* Direction *
Quote the entries word for word, from their first line up to and including the line that contains "row-label: Mutual Fund".
[BEGIN]
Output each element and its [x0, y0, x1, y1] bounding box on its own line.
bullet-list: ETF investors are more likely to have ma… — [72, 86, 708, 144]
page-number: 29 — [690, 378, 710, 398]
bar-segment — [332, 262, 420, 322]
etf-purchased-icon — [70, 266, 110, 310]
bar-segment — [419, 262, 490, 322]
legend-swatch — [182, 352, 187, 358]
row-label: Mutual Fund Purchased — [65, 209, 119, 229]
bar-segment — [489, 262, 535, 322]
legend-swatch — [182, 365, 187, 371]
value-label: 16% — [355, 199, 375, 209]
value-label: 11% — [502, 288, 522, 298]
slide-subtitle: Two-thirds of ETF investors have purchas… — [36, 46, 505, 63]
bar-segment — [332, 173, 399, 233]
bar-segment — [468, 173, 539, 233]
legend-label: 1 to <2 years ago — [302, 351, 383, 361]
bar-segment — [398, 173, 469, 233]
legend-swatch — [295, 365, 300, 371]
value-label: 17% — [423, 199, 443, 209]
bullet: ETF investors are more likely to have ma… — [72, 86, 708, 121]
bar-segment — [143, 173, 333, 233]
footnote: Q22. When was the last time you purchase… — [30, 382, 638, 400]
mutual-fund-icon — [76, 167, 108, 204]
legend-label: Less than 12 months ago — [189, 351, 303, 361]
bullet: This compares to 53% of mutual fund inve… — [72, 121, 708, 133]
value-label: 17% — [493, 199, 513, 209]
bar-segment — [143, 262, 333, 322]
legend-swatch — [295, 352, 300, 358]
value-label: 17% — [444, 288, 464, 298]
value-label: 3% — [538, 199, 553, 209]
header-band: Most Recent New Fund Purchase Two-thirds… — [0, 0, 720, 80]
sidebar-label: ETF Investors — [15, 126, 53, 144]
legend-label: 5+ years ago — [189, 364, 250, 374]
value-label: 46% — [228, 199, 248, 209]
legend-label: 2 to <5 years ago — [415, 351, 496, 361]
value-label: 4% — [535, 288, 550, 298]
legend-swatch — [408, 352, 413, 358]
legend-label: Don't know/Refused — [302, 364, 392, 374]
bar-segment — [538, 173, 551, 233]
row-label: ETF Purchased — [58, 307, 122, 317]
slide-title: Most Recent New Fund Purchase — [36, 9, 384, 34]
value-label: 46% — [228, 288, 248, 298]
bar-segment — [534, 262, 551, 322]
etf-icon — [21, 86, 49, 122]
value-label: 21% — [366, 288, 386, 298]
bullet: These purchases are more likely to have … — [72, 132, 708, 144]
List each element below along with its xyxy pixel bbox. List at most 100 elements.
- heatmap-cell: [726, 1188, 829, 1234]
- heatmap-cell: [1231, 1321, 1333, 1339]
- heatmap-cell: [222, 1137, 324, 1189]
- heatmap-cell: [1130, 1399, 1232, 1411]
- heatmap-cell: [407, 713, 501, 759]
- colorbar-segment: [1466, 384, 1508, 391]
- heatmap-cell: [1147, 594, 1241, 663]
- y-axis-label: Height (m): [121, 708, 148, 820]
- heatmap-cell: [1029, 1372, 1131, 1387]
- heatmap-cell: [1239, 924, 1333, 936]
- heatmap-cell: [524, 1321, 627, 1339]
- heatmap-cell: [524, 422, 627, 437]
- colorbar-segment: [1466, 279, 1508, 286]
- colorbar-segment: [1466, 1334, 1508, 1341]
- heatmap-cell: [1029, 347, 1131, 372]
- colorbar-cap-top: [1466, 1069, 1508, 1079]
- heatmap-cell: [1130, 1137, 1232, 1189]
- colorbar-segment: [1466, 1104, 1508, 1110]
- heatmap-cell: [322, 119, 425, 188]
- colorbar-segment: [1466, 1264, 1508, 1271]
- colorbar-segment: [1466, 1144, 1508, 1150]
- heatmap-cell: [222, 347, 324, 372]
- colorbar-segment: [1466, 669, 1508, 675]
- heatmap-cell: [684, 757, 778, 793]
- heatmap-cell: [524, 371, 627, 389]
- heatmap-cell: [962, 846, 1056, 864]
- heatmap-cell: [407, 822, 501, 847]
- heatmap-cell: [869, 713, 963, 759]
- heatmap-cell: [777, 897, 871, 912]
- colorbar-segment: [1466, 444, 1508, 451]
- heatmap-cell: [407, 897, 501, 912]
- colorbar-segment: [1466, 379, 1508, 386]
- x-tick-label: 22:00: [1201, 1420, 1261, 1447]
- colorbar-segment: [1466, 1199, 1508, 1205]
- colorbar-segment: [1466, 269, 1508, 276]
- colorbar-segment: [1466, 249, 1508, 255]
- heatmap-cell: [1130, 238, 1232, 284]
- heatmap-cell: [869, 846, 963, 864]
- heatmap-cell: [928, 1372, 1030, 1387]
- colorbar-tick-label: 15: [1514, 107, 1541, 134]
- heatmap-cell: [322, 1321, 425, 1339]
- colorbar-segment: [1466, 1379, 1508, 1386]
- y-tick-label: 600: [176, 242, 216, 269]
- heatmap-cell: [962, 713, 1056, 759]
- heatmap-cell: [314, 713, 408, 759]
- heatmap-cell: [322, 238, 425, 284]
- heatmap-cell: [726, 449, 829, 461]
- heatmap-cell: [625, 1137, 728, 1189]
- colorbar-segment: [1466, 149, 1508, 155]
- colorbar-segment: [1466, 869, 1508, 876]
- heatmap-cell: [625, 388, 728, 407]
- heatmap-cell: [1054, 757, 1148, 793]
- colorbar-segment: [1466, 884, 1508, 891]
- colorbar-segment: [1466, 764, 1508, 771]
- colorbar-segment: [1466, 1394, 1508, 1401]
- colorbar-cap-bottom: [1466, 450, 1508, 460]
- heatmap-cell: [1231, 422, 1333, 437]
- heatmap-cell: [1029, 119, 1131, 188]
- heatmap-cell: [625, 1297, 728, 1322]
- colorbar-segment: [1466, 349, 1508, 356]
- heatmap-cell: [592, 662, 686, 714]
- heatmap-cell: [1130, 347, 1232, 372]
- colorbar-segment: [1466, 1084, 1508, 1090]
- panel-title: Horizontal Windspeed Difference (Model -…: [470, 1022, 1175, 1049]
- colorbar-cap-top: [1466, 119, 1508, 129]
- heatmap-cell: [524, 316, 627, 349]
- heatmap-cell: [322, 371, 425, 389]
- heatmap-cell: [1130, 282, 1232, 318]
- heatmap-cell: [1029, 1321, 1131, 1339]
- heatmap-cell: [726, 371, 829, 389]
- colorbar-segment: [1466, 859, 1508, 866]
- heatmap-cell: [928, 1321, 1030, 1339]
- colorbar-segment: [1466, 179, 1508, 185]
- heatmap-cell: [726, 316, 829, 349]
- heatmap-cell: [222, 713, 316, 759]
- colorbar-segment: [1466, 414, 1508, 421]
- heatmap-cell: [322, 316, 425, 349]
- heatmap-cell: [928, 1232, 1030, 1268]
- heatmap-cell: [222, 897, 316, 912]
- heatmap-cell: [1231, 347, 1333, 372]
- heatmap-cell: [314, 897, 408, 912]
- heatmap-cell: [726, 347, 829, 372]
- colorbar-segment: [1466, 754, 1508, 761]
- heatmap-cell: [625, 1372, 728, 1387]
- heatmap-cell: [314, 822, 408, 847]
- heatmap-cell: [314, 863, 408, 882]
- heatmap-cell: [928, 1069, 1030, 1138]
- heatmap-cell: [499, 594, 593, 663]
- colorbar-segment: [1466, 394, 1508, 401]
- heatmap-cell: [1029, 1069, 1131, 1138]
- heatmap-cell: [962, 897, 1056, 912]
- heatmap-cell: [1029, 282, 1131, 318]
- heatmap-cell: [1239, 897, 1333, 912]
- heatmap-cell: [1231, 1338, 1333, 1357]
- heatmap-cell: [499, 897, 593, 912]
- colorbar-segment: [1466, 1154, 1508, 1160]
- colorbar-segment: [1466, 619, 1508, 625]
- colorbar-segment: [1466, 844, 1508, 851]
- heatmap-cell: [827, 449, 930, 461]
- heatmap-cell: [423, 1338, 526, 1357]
[END]
* Task output *
Output each element and its [x0, y0, x1, y1] bounding box on its own line.
bullet-list: ETF investors are more likely to have ma… — [72, 86, 708, 144]
page-number: 29 — [690, 378, 710, 398]
bar-segment — [332, 262, 420, 322]
etf-purchased-icon — [70, 266, 110, 310]
bar-segment — [419, 262, 490, 322]
legend-swatch — [182, 352, 187, 358]
row-label: Mutual Fund Purchased — [65, 209, 119, 229]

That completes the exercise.